- [Directions for this task]:
Report every line in the listing below where the string "What" shows up.

- [Exercise data]:
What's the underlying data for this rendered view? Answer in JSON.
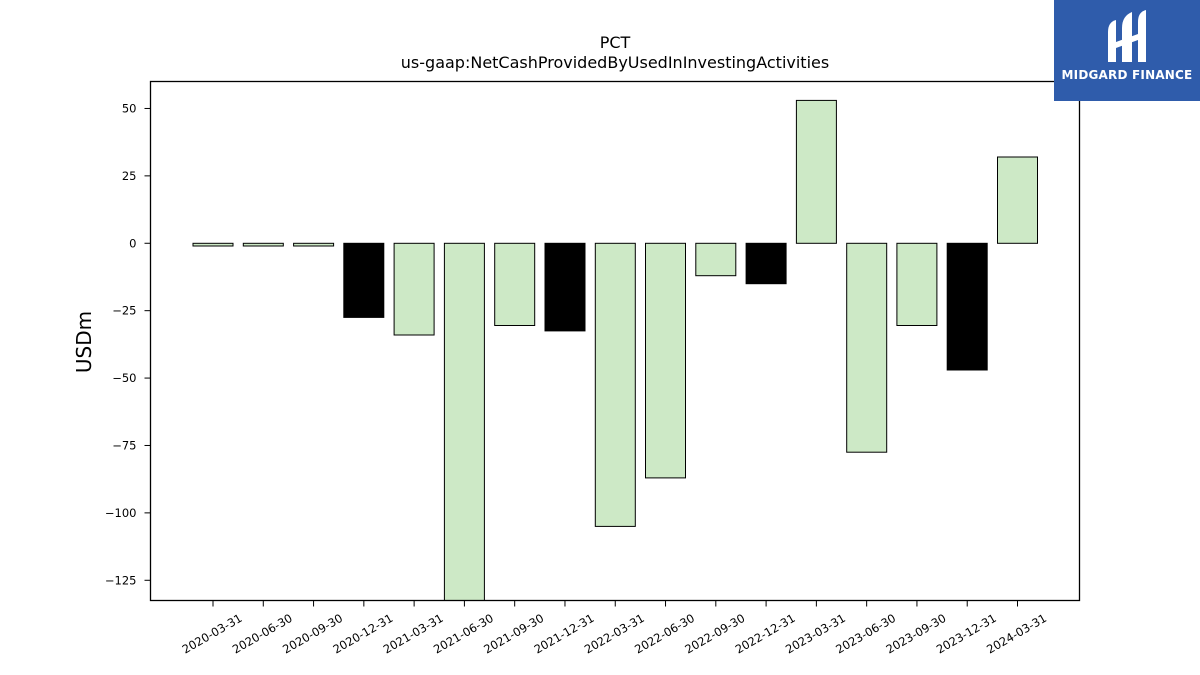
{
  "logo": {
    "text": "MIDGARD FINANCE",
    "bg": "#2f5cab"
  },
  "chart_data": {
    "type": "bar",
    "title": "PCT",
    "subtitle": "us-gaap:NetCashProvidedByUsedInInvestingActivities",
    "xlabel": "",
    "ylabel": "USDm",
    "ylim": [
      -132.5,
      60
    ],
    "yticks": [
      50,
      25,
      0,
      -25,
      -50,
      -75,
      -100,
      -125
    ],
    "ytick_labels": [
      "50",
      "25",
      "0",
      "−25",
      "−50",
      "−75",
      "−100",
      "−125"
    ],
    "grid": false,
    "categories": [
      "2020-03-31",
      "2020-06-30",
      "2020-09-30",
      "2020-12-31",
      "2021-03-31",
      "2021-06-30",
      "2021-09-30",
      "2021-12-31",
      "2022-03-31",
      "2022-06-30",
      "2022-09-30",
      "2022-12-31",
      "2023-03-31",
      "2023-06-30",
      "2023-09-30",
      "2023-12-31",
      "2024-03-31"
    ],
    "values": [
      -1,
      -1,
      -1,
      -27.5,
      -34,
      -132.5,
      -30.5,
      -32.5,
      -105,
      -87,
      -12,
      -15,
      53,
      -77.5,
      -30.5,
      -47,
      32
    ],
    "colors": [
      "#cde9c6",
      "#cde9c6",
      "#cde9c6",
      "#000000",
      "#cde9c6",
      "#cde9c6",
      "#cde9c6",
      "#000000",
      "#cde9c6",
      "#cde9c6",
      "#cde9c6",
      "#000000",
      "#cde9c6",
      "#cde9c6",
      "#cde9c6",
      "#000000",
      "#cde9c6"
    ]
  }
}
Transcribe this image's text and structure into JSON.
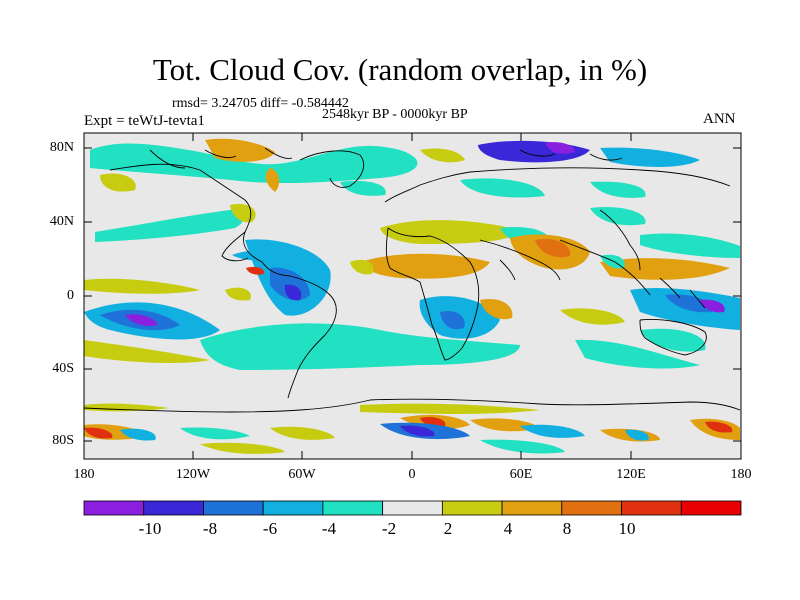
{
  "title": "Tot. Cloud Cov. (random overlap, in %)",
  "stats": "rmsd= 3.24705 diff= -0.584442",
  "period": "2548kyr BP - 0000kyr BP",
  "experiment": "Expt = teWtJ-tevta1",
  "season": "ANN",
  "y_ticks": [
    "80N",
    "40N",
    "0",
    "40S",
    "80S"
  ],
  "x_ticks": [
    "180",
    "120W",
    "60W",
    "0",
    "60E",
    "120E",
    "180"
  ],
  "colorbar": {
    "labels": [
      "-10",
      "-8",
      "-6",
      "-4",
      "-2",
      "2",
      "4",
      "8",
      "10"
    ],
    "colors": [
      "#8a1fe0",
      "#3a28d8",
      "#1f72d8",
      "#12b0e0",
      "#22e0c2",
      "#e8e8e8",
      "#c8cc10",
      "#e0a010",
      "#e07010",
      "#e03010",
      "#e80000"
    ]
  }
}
--
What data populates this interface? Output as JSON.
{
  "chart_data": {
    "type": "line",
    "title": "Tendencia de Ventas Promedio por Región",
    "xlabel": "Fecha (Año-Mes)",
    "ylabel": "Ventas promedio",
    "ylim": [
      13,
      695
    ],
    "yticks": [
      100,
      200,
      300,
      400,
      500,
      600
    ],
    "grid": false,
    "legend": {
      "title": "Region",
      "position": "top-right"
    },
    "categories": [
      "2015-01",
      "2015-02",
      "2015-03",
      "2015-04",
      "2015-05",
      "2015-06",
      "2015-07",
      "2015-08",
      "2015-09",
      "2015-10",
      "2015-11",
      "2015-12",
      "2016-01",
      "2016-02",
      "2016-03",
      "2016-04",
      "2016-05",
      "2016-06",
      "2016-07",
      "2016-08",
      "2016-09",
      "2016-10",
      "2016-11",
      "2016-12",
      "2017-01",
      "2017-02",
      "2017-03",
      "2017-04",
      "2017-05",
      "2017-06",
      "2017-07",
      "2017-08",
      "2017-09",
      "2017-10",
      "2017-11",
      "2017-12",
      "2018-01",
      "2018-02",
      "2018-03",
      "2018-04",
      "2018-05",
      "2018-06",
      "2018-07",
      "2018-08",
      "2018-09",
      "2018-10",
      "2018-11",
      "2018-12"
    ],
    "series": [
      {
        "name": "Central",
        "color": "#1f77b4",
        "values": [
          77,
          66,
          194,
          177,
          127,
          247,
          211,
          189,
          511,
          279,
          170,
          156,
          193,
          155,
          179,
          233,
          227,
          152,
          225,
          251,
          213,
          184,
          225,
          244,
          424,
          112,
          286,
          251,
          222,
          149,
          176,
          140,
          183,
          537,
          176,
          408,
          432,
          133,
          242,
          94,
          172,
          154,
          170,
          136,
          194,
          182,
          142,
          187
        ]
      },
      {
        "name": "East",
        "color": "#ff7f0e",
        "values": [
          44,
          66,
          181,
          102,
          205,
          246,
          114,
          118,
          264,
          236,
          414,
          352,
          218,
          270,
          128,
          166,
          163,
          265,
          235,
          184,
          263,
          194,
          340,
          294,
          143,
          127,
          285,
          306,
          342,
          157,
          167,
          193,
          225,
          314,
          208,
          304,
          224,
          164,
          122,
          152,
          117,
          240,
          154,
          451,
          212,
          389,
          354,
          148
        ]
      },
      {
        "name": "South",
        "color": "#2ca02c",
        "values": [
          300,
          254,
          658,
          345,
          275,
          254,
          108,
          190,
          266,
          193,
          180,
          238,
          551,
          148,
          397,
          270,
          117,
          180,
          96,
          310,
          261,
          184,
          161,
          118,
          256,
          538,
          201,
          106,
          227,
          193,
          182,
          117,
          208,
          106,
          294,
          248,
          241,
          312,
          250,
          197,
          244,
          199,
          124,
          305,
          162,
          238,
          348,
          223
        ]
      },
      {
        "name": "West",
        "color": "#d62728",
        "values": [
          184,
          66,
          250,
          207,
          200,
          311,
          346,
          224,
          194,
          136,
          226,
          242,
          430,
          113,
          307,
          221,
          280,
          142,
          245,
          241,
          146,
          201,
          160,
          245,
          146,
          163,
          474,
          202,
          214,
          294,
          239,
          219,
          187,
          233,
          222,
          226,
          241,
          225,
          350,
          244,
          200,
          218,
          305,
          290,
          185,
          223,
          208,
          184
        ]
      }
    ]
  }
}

- [Answer to the problem]:
What's the underlying data for this rendered view? Answer in JSON.
What data populates this interface? Output as JSON.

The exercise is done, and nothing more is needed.